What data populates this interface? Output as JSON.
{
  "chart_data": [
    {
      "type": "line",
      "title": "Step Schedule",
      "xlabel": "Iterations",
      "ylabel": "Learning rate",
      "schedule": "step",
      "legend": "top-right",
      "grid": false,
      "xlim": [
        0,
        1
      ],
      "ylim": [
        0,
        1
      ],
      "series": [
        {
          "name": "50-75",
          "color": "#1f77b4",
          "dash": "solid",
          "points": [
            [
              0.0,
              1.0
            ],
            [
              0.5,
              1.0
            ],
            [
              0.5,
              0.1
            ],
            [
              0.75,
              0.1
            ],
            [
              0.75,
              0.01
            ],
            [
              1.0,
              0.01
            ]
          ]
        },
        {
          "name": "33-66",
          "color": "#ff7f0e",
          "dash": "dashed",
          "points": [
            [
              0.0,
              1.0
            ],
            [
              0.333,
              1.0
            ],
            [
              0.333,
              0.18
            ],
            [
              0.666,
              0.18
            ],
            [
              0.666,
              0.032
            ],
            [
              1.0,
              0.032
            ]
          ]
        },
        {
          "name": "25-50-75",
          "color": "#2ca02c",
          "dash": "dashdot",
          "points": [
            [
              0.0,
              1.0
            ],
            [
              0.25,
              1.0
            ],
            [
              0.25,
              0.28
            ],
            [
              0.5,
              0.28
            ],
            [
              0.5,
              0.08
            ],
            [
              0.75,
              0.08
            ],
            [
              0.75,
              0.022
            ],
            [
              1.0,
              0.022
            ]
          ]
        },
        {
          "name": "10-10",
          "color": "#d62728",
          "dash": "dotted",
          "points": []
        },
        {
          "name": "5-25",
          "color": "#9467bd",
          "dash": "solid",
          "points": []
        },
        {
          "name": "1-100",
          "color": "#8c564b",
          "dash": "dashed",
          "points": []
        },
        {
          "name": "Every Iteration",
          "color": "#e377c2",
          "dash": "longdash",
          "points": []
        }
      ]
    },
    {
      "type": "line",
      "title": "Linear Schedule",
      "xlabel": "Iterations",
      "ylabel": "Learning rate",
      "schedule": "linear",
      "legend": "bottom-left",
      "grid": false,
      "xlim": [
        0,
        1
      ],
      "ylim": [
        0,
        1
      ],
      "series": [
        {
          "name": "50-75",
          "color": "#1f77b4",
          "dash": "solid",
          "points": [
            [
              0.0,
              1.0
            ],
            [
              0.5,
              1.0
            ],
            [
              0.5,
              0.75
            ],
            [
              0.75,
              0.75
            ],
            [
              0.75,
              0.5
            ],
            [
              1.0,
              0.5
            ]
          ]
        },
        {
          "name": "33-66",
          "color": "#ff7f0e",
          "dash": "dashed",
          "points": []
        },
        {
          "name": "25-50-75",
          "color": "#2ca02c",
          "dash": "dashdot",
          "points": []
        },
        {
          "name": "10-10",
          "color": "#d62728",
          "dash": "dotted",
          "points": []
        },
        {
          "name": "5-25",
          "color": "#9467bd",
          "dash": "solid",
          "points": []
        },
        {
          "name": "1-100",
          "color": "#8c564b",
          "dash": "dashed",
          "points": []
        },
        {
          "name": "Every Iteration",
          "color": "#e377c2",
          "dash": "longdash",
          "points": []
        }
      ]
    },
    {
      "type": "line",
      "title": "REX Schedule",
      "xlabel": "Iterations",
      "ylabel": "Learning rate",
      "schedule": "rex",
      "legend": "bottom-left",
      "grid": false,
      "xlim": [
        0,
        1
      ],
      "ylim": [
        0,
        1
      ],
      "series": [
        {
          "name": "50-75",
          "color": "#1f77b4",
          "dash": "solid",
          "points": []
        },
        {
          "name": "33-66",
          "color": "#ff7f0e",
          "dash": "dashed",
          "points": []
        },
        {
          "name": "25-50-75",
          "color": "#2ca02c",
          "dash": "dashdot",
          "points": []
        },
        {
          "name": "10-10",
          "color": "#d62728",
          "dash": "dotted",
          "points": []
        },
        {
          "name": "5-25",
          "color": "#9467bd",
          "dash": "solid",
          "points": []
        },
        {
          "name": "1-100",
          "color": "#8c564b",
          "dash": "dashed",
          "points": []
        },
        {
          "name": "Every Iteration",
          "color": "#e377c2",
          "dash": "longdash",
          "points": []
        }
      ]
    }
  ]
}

──────────────────────────────

Copy out each line exactly.

What data populates this interface? Output as JSON.
{
  "chart_data": [
    {
      "type": "line",
      "title": "Step Schedule",
      "xlabel": "Iterations",
      "ylabel": "Learning rate",
      "schedule": "step",
      "legend": "top-right",
      "grid": false,
      "xlim": [
        0,
        1
      ],
      "ylim": [
        0,
        1
      ],
      "series": [
        {
          "name": "50-75",
          "color": "#1f77b4",
          "dash": "solid",
          "points": [
            [
              0.0,
              1.0
            ],
            [
              0.5,
              1.0
            ],
            [
              0.5,
              0.1
            ],
            [
              0.75,
              0.1
            ],
            [
              0.75,
              0.01
            ],
            [
              1.0,
              0.01
            ]
          ]
        },
        {
          "name": "33-66",
          "color": "#ff7f0e",
          "dash": "dashed",
          "points": [
            [
              0.0,
              1.0
            ],
            [
              0.333,
              1.0
            ],
            [
              0.333,
              0.18
            ],
            [
              0.666,
              0.18
            ],
            [
              0.666,
              0.032
            ],
            [
              1.0,
              0.032
            ]
          ]
        },
        {
          "name": "25-50-75",
          "color": "#2ca02c",
          "dash": "dashdot",
          "points": [
            [
              0.0,
              1.0
            ],
            [
              0.25,
              1.0
            ],
            [
              0.25,
              0.28
            ],
            [
              0.5,
              0.28
            ],
            [
              0.5,
              0.08
            ],
            [
              0.75,
              0.08
            ],
            [
              0.75,
              0.022
            ],
            [
              1.0,
              0.022
            ]
          ]
        },
        {
          "name": "10-10",
          "color": "#d62728",
          "dash": "dotted",
          "points": []
        },
        {
          "name": "5-25",
          "color": "#9467bd",
          "dash": "solid",
          "points": []
        },
        {
          "name": "1-100",
          "color": "#8c564b",
          "dash": "dashed",
          "points": []
        },
        {
          "name": "Every Iteration",
          "color": "#e377c2",
          "dash": "longdash",
          "points": []
        }
      ]
    },
    {
      "type": "line",
      "title": "Linear Schedule",
      "xlabel": "Iterations",
      "ylabel": "Learning rate",
      "schedule": "linear",
      "legend": "bottom-left",
      "grid": false,
      "xlim": [
        0,
        1
      ],
      "ylim": [
        0,
        1
      ],
      "series": [
        {
          "name": "50-75",
          "color": "#1f77b4",
          "dash": "solid",
          "points": [
            [
              0.0,
              1.0
            ],
            [
              0.5,
              1.0
            ],
            [
              0.5,
              0.75
            ],
            [
              0.75,
              0.75
            ],
            [
              0.75,
              0.5
            ],
            [
              1.0,
              0.5
            ]
          ]
        },
        {
          "name": "33-66",
          "color": "#ff7f0e",
          "dash": "dashed",
          "points": []
        },
        {
          "name": "25-50-75",
          "color": "#2ca02c",
          "dash": "dashdot",
          "points": []
        },
        {
          "name": "10-10",
          "color": "#d62728",
          "dash": "dotted",
          "points": []
        },
        {
          "name": "5-25",
          "color": "#9467bd",
          "dash": "solid",
          "points": []
        },
        {
          "name": "1-100",
          "color": "#8c564b",
          "dash": "dashed",
          "points": []
        },
        {
          "name": "Every Iteration",
          "color": "#e377c2",
          "dash": "longdash",
          "points": []
        }
      ]
    },
    {
      "type": "line",
      "title": "REX Schedule",
      "xlabel": "Iterations",
      "ylabel": "Learning rate",
      "schedule": "rex",
      "legend": "bottom-left",
      "grid": false,
      "xlim": [
        0,
        1
      ],
      "ylim": [
        0,
        1
      ],
      "series": [
        {
          "name": "50-75",
          "color": "#1f77b4",
          "dash": "solid",
          "points": []
        },
        {
          "name": "33-66",
          "color": "#ff7f0e",
          "dash": "dashed",
          "points": []
        },
        {
          "name": "25-50-75",
          "color": "#2ca02c",
          "dash": "dashdot",
          "points": []
        },
        {
          "name": "10-10",
          "color": "#d62728",
          "dash": "dotted",
          "points": []
        },
        {
          "name": "5-25",
          "color": "#9467bd",
          "dash": "solid",
          "points": []
        },
        {
          "name": "1-100",
          "color": "#8c564b",
          "dash": "dashed",
          "points": []
        },
        {
          "name": "Every Iteration",
          "color": "#e377c2",
          "dash": "longdash",
          "points": []
        }
      ]
    }
  ]
}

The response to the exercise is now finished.